▶ What to work on:
Read the data and repeat all of it exactly.

## begin Input

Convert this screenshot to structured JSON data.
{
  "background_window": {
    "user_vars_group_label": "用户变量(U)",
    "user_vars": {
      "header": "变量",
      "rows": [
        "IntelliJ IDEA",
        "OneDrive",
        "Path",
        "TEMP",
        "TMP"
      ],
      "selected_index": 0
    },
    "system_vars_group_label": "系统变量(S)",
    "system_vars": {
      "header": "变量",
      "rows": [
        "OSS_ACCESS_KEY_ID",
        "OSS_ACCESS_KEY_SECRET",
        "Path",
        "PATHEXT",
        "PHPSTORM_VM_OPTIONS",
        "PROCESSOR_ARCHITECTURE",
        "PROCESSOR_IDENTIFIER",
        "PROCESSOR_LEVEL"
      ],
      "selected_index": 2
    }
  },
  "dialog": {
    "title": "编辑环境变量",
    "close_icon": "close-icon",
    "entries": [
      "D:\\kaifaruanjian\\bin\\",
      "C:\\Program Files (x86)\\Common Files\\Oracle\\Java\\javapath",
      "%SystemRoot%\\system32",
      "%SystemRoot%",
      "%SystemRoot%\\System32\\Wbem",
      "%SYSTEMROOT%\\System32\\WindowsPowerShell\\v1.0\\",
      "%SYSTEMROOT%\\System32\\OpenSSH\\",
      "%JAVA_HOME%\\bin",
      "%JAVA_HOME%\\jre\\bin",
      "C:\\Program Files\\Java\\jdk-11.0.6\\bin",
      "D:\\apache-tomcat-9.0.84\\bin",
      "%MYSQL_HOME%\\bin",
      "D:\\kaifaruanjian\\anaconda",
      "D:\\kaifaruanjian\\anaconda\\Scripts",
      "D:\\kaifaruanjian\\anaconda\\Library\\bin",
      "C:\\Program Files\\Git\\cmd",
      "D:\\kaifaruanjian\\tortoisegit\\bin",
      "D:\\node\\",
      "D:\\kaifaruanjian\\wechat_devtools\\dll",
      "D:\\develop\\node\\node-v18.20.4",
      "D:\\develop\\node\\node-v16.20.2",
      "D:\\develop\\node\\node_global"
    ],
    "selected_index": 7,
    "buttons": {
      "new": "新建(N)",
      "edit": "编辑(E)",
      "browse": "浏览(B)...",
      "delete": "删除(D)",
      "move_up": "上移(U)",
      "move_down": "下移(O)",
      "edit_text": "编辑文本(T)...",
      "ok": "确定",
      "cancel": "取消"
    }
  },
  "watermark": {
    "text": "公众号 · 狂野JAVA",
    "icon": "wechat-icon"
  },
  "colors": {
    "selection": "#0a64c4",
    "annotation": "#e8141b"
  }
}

## end Input

▶ Solution for this problem:
Convert this screenshot to structured JSON data.
{
  "background_window": {
    "user_vars_group_label": "用户变量(U)",
    "user_vars": {
      "header": "变量",
      "rows": [
        "IntelliJ IDEA",
        "OneDrive",
        "Path",
        "TEMP",
        "TMP"
      ],
      "selected_index": 0
    },
    "system_vars_group_label": "系统变量(S)",
    "system_vars": {
      "header": "变量",
      "rows": [
        "OSS_ACCESS_KEY_ID",
        "OSS_ACCESS_KEY_SECRET",
        "Path",
        "PATHEXT",
        "PHPSTORM_VM_OPTIONS",
        "PROCESSOR_ARCHITECTURE",
        "PROCESSOR_IDENTIFIER",
        "PROCESSOR_LEVEL"
      ],
      "selected_index": 2
    }
  },
  "dialog": {
    "title": "编辑环境变量",
    "close_icon": "close-icon",
    "entries": [
      "D:\\kaifaruanjian\\bin\\",
      "C:\\Program Files (x86)\\Common Files\\Oracle\\Java\\javapath",
      "%SystemRoot%\\system32",
      "%SystemRoot%",
      "%SystemRoot%\\System32\\Wbem",
      "%SYSTEMROOT%\\System32\\WindowsPowerShell\\v1.0\\",
      "%SYSTEMROOT%\\System32\\OpenSSH\\",
      "%JAVA_HOME%\\bin",
      "%JAVA_HOME%\\jre\\bin",
      "C:\\Program Files\\Java\\jdk-11.0.6\\bin",
      "D:\\apache-tomcat-9.0.84\\bin",
      "%MYSQL_HOME%\\bin",
      "D:\\kaifaruanjian\\anaconda",
      "D:\\kaifaruanjian\\anaconda\\Scripts",
      "D:\\kaifaruanjian\\anaconda\\Library\\bin",
      "C:\\Program Files\\Git\\cmd",
      "D:\\kaifaruanjian\\tortoisegit\\bin",
      "D:\\node\\",
      "D:\\kaifaruanjian\\wechat_devtools\\dll",
      "D:\\develop\\node\\node-v18.20.4",
      "D:\\develop\\node\\node-v16.20.2",
      "D:\\develop\\node\\node_global"
    ],
    "selected_index": 7,
    "buttons": {
      "new": "新建(N)",
      "edit": "编辑(E)",
      "browse": "浏览(B)...",
      "delete": "删除(D)",
      "move_up": "上移(U)",
      "move_down": "下移(O)",
      "edit_text": "编辑文本(T)...",
      "ok": "确定",
      "cancel": "取消"
    }
  },
  "watermark": {
    "text": "公众号 · 狂野JAVA",
    "icon": "wechat-icon"
  },
  "colors": {
    "selection": "#0a64c4",
    "annotation": "#e8141b"
  }
}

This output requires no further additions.